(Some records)
--------------------------------

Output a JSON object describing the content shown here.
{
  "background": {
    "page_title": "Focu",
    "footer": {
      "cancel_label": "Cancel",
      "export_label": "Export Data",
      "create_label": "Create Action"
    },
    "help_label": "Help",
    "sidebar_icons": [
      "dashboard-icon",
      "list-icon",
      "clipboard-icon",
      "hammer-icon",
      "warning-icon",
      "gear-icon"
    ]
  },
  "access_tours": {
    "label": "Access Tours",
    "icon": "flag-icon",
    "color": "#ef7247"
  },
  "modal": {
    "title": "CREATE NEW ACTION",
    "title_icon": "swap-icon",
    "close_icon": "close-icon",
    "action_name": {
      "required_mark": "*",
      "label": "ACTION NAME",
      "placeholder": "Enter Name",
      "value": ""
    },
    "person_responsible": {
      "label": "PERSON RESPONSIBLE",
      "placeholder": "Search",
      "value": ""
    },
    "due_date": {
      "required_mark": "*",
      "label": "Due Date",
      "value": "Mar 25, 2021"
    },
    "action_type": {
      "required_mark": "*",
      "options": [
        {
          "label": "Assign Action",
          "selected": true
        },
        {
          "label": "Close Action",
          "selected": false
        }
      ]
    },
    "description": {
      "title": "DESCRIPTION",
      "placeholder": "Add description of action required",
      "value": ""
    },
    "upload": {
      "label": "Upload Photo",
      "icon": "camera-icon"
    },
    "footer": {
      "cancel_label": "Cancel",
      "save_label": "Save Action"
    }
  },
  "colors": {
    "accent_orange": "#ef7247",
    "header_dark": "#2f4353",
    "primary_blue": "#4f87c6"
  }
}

--------------------------------

## SHORT PROBLEM
Repeat back the data above, exact to the last character.

## RESPONSE BELOW
Output a JSON object describing the content shown here.
{
  "background": {
    "page_title": "Focu",
    "footer": {
      "cancel_label": "Cancel",
      "export_label": "Export Data",
      "create_label": "Create Action"
    },
    "help_label": "Help",
    "sidebar_icons": [
      "dashboard-icon",
      "list-icon",
      "clipboard-icon",
      "hammer-icon",
      "warning-icon",
      "gear-icon"
    ]
  },
  "access_tours": {
    "label": "Access Tours",
    "icon": "flag-icon",
    "color": "#ef7247"
  },
  "modal": {
    "title": "CREATE NEW ACTION",
    "title_icon": "swap-icon",
    "close_icon": "close-icon",
    "action_name": {
      "required_mark": "*",
      "label": "ACTION NAME",
      "placeholder": "Enter Name",
      "value": ""
    },
    "person_responsible": {
      "label": "PERSON RESPONSIBLE",
      "placeholder": "Search",
      "value": ""
    },
    "due_date": {
      "required_mark": "*",
      "label": "Due Date",
      "value": "Mar 25, 2021"
    },
    "action_type": {
      "required_mark": "*",
      "options": [
        {
          "label": "Assign Action",
          "selected": true
        },
        {
          "label": "Close Action",
          "selected": false
        }
      ]
    },
    "description": {
      "title": "DESCRIPTION",
      "placeholder": "Add description of action required",
      "value": ""
    },
    "upload": {
      "label": "Upload Photo",
      "icon": "camera-icon"
    },
    "footer": {
      "cancel_label": "Cancel",
      "save_label": "Save Action"
    }
  },
  "colors": {
    "accent_orange": "#ef7247",
    "header_dark": "#2f4353",
    "primary_blue": "#4f87c6"
  }
}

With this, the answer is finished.